» **Task**
Rewrite the lines from the line with "item-text: Place the" up to and including the line with "section-label-no1: No. 1", putting "blocking ring" in place of "synchronizer ring" and keeping everything else the same.

» **Source records**
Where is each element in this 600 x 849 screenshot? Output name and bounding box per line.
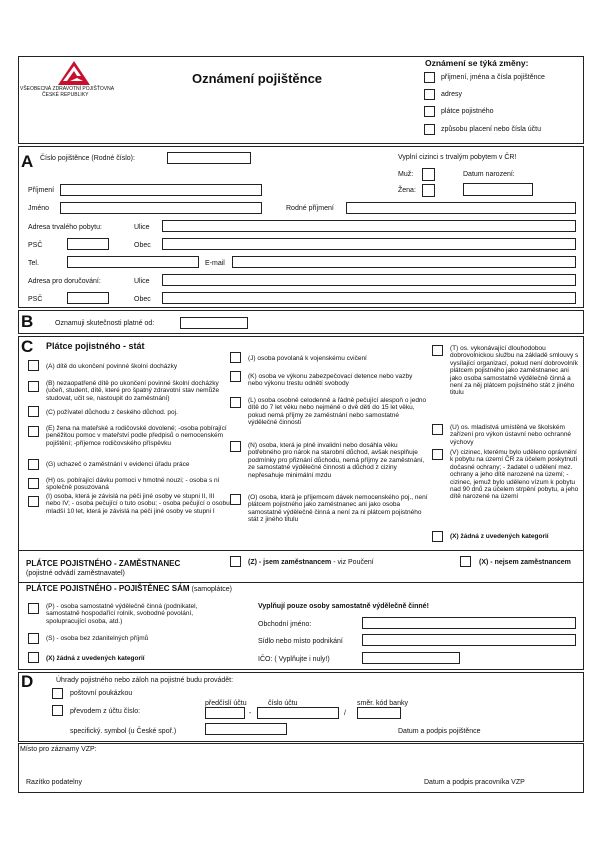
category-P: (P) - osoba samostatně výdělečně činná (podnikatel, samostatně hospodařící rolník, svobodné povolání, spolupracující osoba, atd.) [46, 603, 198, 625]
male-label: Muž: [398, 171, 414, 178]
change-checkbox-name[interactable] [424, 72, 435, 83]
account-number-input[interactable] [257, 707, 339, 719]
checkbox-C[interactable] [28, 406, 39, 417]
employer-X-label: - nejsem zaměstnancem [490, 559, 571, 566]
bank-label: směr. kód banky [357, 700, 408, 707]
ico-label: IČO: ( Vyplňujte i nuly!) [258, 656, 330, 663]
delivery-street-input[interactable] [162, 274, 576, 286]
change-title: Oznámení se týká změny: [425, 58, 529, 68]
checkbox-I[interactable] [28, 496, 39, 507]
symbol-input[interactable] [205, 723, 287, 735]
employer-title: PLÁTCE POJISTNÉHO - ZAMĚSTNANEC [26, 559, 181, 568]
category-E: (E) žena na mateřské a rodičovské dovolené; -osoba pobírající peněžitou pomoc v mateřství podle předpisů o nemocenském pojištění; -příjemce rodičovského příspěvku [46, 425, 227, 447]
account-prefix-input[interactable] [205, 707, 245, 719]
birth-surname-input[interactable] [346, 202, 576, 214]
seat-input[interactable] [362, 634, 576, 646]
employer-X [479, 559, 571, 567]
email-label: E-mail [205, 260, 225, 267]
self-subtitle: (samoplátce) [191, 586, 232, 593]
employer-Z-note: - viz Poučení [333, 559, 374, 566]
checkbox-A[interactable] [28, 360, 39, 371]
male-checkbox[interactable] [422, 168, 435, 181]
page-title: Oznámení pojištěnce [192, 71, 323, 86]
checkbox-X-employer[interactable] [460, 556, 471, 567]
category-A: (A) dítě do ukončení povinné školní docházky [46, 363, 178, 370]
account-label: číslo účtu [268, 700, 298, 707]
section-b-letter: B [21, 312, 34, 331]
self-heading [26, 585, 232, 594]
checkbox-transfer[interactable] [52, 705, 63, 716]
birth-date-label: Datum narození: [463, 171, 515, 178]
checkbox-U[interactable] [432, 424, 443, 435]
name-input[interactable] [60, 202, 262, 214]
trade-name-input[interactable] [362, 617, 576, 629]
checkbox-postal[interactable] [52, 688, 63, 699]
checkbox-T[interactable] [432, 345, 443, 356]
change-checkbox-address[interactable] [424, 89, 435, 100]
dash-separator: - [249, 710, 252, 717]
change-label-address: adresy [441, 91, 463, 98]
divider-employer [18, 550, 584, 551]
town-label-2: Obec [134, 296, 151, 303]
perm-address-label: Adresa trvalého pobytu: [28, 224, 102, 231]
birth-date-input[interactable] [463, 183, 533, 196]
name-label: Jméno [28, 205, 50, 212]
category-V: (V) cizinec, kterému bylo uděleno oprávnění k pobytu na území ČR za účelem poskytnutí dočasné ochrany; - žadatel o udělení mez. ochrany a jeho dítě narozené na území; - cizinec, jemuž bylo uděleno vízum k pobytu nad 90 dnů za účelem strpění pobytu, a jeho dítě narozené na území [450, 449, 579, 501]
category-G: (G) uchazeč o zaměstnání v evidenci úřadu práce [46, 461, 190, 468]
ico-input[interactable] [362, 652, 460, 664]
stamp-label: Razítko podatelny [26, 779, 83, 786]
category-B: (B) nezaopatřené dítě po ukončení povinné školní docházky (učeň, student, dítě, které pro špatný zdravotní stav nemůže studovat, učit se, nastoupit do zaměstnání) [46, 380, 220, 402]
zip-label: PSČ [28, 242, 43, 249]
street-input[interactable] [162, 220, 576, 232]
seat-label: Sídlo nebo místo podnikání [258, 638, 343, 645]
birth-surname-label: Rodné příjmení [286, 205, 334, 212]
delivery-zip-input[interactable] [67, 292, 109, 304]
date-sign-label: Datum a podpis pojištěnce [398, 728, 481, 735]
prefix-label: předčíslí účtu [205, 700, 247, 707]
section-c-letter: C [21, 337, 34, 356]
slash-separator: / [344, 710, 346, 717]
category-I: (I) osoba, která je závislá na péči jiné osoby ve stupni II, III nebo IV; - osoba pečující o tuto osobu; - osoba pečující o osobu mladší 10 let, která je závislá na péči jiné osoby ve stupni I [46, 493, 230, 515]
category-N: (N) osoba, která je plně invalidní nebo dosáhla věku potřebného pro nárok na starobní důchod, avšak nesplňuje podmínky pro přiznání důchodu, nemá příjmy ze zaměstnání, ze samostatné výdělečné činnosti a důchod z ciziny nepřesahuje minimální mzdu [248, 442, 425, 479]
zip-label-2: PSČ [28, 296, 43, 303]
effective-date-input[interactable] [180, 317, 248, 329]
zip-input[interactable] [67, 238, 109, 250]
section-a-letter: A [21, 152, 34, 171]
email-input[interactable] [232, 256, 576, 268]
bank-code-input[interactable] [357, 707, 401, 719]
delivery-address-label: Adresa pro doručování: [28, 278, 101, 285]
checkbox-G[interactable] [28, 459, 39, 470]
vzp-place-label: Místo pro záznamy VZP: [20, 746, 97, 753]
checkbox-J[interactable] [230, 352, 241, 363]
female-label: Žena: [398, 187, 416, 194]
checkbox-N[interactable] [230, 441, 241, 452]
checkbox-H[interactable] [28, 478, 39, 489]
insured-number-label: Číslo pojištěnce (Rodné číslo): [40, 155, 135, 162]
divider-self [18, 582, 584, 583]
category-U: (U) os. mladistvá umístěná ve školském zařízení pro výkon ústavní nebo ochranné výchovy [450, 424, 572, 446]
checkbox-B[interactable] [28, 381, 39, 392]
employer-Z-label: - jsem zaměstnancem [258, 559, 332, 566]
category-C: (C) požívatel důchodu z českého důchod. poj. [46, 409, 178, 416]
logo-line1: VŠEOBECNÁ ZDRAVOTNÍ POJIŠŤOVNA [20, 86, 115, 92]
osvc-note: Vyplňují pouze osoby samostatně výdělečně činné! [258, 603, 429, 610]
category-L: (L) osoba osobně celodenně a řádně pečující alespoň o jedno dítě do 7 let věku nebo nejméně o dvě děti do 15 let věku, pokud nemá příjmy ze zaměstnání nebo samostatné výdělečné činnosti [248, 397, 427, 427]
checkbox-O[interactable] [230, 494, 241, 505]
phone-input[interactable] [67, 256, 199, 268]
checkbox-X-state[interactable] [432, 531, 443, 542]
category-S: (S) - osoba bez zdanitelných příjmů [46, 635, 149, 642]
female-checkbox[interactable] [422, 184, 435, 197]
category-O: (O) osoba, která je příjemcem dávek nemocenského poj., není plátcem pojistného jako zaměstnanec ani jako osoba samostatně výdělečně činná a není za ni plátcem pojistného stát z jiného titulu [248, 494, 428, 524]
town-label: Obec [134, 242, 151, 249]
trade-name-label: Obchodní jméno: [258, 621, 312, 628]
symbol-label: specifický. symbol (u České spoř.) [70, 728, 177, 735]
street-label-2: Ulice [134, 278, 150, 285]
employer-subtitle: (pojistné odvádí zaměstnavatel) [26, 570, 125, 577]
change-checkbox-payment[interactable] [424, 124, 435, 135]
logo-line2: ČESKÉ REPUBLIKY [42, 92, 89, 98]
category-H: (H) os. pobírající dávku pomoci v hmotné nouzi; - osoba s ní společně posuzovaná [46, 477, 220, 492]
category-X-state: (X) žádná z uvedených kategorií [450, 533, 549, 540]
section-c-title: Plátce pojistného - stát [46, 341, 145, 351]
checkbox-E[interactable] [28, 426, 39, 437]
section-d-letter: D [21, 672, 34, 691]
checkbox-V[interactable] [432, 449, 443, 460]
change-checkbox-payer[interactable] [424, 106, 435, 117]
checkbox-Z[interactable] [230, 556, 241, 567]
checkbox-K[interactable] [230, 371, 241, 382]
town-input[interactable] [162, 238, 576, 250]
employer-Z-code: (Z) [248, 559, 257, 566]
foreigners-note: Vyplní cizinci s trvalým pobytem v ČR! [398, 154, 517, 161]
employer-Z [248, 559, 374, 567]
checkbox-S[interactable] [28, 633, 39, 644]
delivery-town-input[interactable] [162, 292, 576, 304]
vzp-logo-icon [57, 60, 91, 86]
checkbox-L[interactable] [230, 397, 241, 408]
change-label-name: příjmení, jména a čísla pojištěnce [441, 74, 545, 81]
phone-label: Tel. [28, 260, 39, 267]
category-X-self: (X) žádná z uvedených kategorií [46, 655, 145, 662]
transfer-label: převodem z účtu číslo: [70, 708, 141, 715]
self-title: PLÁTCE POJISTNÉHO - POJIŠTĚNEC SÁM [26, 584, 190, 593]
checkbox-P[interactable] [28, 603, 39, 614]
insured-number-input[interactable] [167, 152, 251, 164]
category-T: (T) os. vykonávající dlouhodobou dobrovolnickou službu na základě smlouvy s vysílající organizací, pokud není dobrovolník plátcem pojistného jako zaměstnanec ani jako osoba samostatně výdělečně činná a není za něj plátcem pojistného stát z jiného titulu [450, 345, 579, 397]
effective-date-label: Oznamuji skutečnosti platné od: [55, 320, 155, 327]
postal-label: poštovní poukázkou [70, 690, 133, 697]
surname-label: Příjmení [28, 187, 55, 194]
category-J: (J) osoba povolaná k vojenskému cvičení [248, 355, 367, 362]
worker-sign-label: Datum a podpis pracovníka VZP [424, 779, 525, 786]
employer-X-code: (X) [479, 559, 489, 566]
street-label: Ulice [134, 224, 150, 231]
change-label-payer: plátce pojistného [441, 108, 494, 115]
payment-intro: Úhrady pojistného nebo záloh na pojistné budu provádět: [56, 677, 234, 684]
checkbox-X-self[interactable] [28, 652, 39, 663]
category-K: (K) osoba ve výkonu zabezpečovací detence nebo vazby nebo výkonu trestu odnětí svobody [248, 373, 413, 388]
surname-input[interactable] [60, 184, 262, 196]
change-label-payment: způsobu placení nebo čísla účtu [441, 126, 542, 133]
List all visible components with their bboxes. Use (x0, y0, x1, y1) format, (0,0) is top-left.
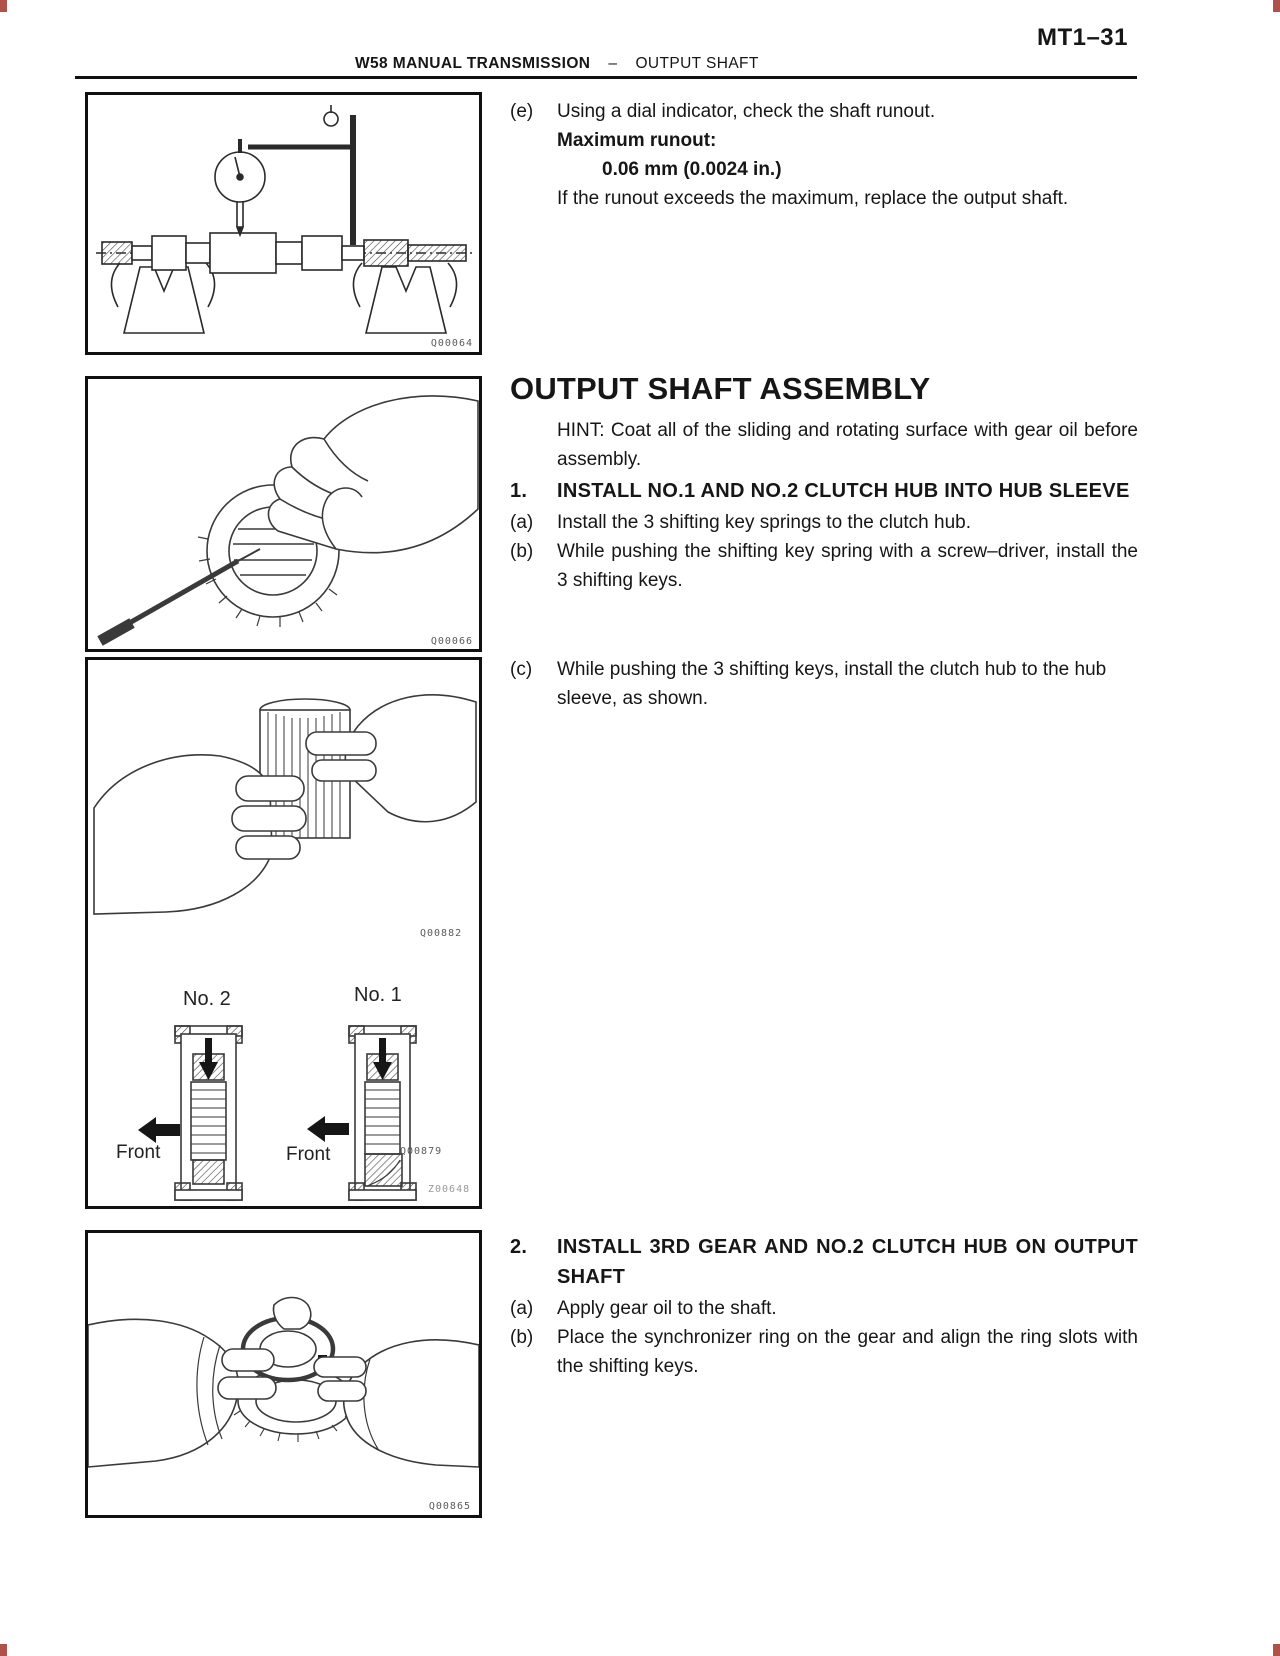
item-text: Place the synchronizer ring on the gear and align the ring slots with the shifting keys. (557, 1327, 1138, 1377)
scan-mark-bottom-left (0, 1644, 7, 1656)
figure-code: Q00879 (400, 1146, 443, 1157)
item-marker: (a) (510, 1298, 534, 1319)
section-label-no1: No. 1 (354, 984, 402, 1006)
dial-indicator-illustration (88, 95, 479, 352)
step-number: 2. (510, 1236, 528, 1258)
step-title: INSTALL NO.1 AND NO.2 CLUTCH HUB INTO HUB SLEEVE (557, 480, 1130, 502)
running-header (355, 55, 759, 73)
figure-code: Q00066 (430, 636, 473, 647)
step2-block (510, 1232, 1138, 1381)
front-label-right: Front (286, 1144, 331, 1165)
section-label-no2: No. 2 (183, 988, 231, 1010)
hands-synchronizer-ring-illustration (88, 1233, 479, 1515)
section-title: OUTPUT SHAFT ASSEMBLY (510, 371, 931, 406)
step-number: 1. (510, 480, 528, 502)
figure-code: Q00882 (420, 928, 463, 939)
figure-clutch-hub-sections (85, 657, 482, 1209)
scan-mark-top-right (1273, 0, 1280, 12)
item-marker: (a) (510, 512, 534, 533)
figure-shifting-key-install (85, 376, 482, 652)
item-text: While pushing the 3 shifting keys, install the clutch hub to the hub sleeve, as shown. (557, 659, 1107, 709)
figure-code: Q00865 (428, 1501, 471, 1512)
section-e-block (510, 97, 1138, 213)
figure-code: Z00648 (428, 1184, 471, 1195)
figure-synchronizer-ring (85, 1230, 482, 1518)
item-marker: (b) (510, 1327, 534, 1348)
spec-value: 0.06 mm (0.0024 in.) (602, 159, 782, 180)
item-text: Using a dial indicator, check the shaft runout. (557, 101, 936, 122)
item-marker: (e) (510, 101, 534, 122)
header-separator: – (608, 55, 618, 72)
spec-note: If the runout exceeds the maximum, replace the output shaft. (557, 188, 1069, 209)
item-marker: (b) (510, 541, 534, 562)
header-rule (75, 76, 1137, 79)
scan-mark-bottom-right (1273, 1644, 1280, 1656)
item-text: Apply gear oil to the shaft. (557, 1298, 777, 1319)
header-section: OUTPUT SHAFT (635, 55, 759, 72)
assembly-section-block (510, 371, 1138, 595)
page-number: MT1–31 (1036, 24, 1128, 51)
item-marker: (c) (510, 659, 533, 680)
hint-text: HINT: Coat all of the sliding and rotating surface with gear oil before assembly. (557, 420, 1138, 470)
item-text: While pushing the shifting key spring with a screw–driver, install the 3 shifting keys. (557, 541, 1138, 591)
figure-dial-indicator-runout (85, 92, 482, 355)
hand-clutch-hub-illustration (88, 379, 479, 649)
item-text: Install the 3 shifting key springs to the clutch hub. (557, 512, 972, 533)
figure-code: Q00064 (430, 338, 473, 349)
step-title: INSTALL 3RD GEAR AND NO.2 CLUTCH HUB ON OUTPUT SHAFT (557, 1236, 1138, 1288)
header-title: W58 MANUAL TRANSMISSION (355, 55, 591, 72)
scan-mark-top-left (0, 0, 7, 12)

» **Expected output**
item-text: Place the blocking ring on the gear and align the ring slots with the shifting keys. (557, 1327, 1138, 1377)
scan-mark-bottom-left (0, 1644, 7, 1656)
figure-code: Q00879 (400, 1146, 443, 1157)
item-marker: (a) (510, 1298, 534, 1319)
section-label-no1: No. 1 (354, 984, 402, 1006)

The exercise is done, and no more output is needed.